All of the records below must be output exactly, with no pictures carried over.
>> begin Dataset records
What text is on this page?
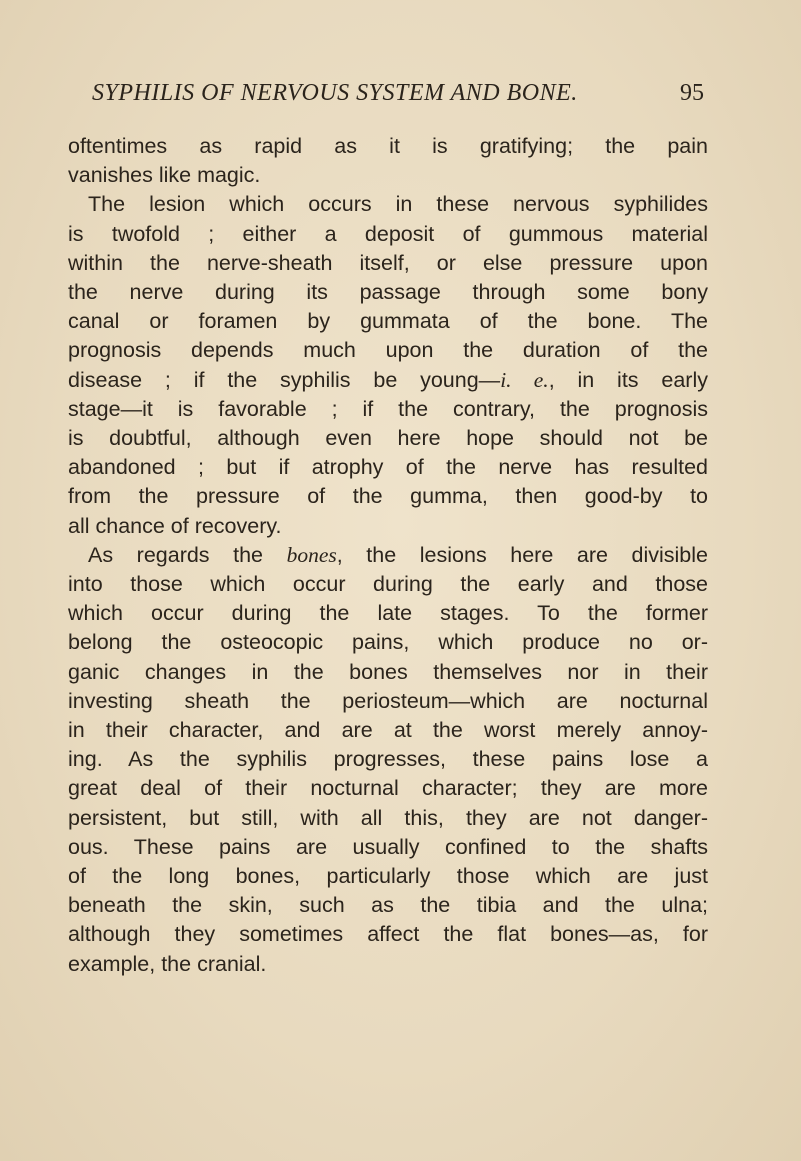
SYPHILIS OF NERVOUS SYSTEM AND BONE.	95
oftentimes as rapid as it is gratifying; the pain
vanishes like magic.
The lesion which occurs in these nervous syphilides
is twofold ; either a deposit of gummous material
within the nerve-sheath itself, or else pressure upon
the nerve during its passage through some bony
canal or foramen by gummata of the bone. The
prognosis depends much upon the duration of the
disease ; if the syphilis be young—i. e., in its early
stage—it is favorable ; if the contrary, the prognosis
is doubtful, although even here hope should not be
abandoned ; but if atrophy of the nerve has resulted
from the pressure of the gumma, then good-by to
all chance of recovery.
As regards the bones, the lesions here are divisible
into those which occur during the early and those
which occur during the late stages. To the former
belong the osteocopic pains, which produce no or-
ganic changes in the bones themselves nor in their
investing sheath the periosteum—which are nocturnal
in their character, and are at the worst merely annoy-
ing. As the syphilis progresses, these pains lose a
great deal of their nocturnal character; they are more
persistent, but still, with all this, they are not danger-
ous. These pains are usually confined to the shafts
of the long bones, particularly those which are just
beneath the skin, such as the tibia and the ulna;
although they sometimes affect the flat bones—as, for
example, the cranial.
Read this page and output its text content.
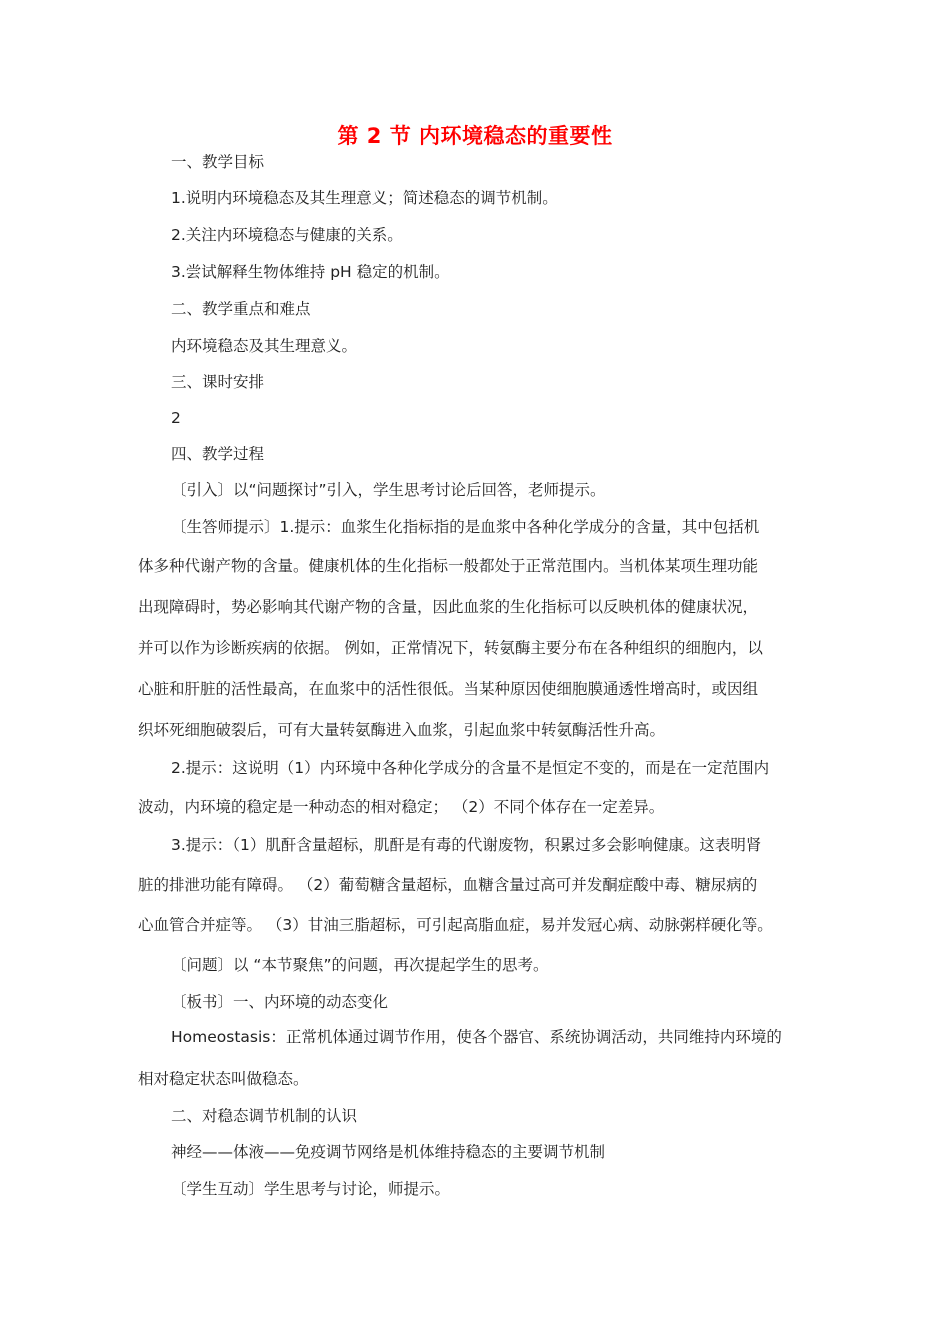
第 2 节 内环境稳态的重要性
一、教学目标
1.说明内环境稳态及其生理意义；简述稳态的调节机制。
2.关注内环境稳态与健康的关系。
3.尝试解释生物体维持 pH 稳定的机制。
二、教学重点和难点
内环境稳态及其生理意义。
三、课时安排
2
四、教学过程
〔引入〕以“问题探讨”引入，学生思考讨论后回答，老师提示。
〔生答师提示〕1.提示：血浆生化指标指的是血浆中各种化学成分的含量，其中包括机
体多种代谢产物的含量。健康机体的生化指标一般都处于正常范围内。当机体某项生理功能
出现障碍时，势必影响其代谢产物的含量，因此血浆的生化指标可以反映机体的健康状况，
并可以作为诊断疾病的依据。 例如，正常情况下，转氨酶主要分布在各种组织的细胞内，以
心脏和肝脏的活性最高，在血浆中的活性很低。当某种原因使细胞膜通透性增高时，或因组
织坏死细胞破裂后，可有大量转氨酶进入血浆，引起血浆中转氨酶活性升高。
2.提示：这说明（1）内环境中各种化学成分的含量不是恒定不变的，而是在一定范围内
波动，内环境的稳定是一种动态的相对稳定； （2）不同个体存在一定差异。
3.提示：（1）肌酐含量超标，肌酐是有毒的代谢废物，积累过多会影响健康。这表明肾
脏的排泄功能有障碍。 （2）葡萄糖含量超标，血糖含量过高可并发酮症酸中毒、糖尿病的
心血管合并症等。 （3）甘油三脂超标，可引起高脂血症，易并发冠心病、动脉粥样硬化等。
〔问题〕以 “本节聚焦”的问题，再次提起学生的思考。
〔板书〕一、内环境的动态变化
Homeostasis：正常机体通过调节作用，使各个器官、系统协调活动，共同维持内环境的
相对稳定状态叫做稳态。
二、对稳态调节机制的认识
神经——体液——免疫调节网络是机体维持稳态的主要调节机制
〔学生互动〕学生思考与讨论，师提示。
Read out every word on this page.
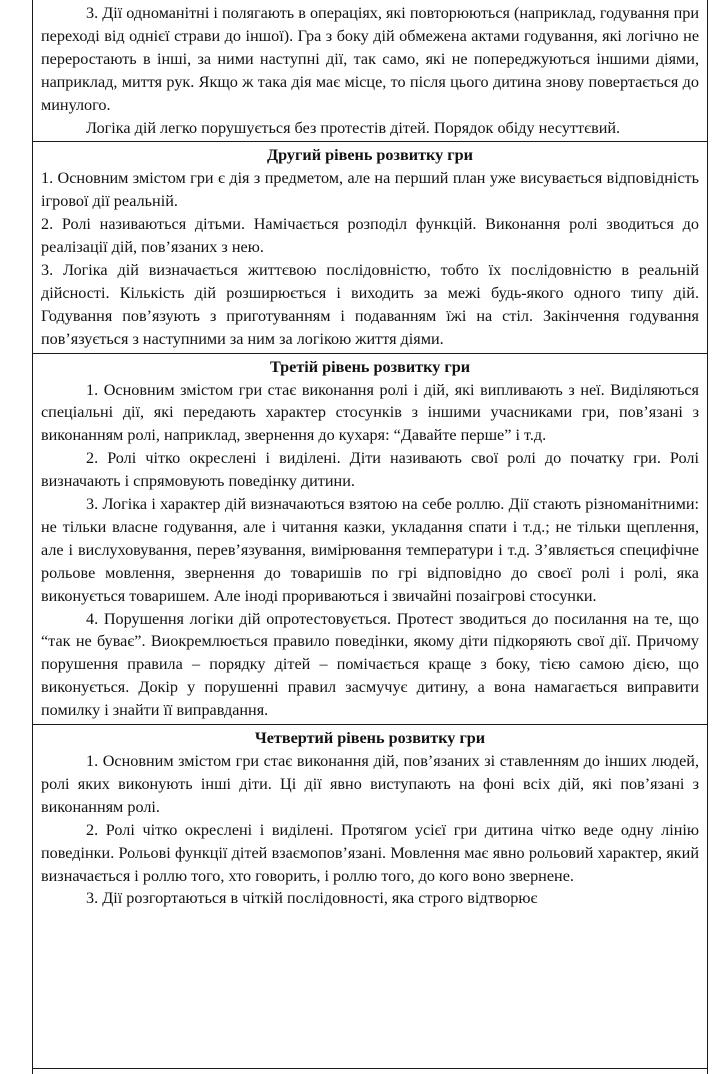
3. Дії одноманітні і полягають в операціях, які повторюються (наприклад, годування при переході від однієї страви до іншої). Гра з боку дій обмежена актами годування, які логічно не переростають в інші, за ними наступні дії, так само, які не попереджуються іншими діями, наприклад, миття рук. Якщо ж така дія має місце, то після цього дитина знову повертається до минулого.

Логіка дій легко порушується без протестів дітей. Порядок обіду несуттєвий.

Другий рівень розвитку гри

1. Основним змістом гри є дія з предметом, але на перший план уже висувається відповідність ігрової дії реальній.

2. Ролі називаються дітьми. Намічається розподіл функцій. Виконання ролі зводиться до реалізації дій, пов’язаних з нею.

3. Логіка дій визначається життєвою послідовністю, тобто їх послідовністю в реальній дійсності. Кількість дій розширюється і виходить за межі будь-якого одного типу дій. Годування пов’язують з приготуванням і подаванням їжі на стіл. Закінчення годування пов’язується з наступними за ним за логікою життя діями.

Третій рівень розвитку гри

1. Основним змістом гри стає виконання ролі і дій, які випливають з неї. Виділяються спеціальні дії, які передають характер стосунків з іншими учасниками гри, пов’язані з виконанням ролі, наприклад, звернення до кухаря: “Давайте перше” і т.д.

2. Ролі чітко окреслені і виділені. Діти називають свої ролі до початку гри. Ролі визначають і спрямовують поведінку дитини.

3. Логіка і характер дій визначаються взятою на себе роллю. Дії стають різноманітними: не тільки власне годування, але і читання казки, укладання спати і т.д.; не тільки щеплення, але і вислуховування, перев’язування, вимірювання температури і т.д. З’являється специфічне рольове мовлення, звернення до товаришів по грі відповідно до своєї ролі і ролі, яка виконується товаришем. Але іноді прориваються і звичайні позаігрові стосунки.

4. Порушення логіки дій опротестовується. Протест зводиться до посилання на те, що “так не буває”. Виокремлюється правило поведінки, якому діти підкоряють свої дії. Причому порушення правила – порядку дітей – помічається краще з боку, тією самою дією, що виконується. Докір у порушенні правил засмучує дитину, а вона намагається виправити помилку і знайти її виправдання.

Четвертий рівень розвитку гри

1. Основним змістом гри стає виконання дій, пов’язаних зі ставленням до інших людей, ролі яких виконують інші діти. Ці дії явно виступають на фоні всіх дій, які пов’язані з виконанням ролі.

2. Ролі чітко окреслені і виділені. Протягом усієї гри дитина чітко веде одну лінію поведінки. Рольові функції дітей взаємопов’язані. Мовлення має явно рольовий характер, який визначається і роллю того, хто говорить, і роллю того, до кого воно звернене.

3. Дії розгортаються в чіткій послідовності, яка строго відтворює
>> end Dataset records
Written response =
What text is on this page?
SYPHILIS OF NERVOUS SYSTEM AND BONE.	95
oftentimes as rapid as it is gratifying; the pain
vanishes like magic.
The lesion which occurs in these nervous syphilides
is twofold ; either a deposit of gummous material
within the nerve-sheath itself, or else pressure upon
the nerve during its passage through some bony
canal or foramen by gummata of the bone. The
prognosis depends much upon the duration of the
disease ; if the syphilis be young—i. e., in its early
stage—it is favorable ; if the contrary, the prognosis
is doubtful, although even here hope should not be
abandoned ; but if atrophy of the nerve has resulted
from the pressure of the gumma, then good-by to
all chance of recovery.
As regards the bones, the lesions here are divisible
into those which occur during the early and those
which occur during the late stages. To the former
belong the osteocopic pains, which produce no or-
ganic changes in the bones themselves nor in their
investing sheath the periosteum—which are nocturnal
in their character, and are at the worst merely annoy-
ing. As the syphilis progresses, these pains lose a
great deal of their nocturnal character; they are more
persistent, but still, with all this, they are not danger-
ous. These pains are usually confined to the shafts
of the long bones, particularly those which are just
beneath the skin, such as the tibia and the ulna;
although they sometimes affect the flat bones—as, for
example, the cranial.
Read this page and output its text content.
第 2 节 内环境稳态的重要性
一、教学目标
1.说明内环境稳态及其生理意义；简述稳态的调节机制。
2.关注内环境稳态与健康的关系。
3.尝试解释生物体维持 pH 稳定的机制。
二、教学重点和难点
内环境稳态及其生理意义。
三、课时安排
2
四、教学过程
〔引入〕以“问题探讨”引入，学生思考讨论后回答，老师提示。
〔生答师提示〕1.提示：血浆生化指标指的是血浆中各种化学成分的含量，其中包括机
体多种代谢产物的含量。健康机体的生化指标一般都处于正常范围内。当机体某项生理功能
出现障碍时，势必影响其代谢产物的含量，因此血浆的生化指标可以反映机体的健康状况，
并可以作为诊断疾病的依据。 例如，正常情况下，转氨酶主要分布在各种组织的细胞内，以
心脏和肝脏的活性最高，在血浆中的活性很低。当某种原因使细胞膜通透性增高时，或因组
织坏死细胞破裂后，可有大量转氨酶进入血浆，引起血浆中转氨酶活性升高。
2.提示：这说明（1）内环境中各种化学成分的含量不是恒定不变的，而是在一定范围内
波动，内环境的稳定是一种动态的相对稳定； （2）不同个体存在一定差异。
3.提示：（1）肌酐含量超标，肌酐是有毒的代谢废物，积累过多会影响健康。这表明肾
脏的排泄功能有障碍。 （2）葡萄糖含量超标，血糖含量过高可并发酮症酸中毒、糖尿病的
心血管合并症等。 （3）甘油三脂超标，可引起高脂血症，易并发冠心病、动脉粥样硬化等。
〔问题〕以 “本节聚焦”的问题，再次提起学生的思考。
〔板书〕一、内环境的动态变化
Homeostasis：正常机体通过调节作用，使各个器官、系统协调活动，共同维持内环境的
相对稳定状态叫做稳态。
二、对稳态调节机制的认识
神经——体液——免疫调节网络是机体维持稳态的主要调节机制
〔学生互动〕学生思考与讨论，师提示。
Read out every word on this page.
3. Дії одноманітні і полягають в операціях, які повторюються (наприклад, годування при переході від однієї страви до іншої). Гра з боку дій обмежена актами годування, які логічно не переростають в інші, за ними наступні дії, так само, які не попереджуються іншими діями, наприклад, миття рук. Якщо ж така дія має місце, то після цього дитина знову повертається до минулого.

Логіка дій легко порушується без протестів дітей. Порядок обіду несуттєвий.

Другий рівень розвитку гри

1. Основним змістом гри є дія з предметом, але на перший план уже висувається відповідність ігрової дії реальній.

2. Ролі називаються дітьми. Намічається розподіл функцій. Виконання ролі зводиться до реалізації дій, пов’язаних з нею.

3. Логіка дій визначається життєвою послідовністю, тобто їх послідовністю в реальній дійсності. Кількість дій розширюється і виходить за межі будь-якого одного типу дій. Годування пов’язують з приготуванням і подаванням їжі на стіл. Закінчення годування пов’язується з наступними за ним за логікою життя діями.

Третій рівень розвитку гри

1. Основним змістом гри стає виконання ролі і дій, які випливають з неї. Виділяються спеціальні дії, які передають характер стосунків з іншими учасниками гри, пов’язані з виконанням ролі, наприклад, звернення до кухаря: “Давайте перше” і т.д.

2. Ролі чітко окреслені і виділені. Діти називають свої ролі до початку гри. Ролі визначають і спрямовують поведінку дитини.

3. Логіка і характер дій визначаються взятою на себе роллю. Дії стають різноманітними: не тільки власне годування, але і читання казки, укладання спати і т.д.; не тільки щеплення, але і вислуховування, перев’язування, вимірювання температури і т.д. З’являється специфічне рольове мовлення, звернення до товаришів по грі відповідно до своєї ролі і ролі, яка виконується товаришем. Але іноді прориваються і звичайні позаігрові стосунки.

4. Порушення логіки дій опротестовується. Протест зводиться до посилання на те, що “так не буває”. Виокремлюється правило поведінки, якому діти підкоряють свої дії. Причому порушення правила – порядку дітей – помічається краще з боку, тією самою дією, що виконується. Докір у порушенні правил засмучує дитину, а вона намагається виправити помилку і знайти її виправдання.

Четвертий рівень розвитку гри

1. Основним змістом гри стає виконання дій, пов’язаних зі ставленням до інших людей, ролі яких виконують інші діти. Ці дії явно виступають на фоні всіх дій, які пов’язані з виконанням ролі.

2. Ролі чітко окреслені і виділені. Протягом усієї гри дитина чітко веде одну лінію поведінки. Рольові функції дітей взаємопов’язані. Мовлення має явно рольовий характер, який визначається і роллю того, хто говорить, і роллю того, до кого воно звернене.

3. Дії розгортаються в чіткій послідовності, яка строго відтворює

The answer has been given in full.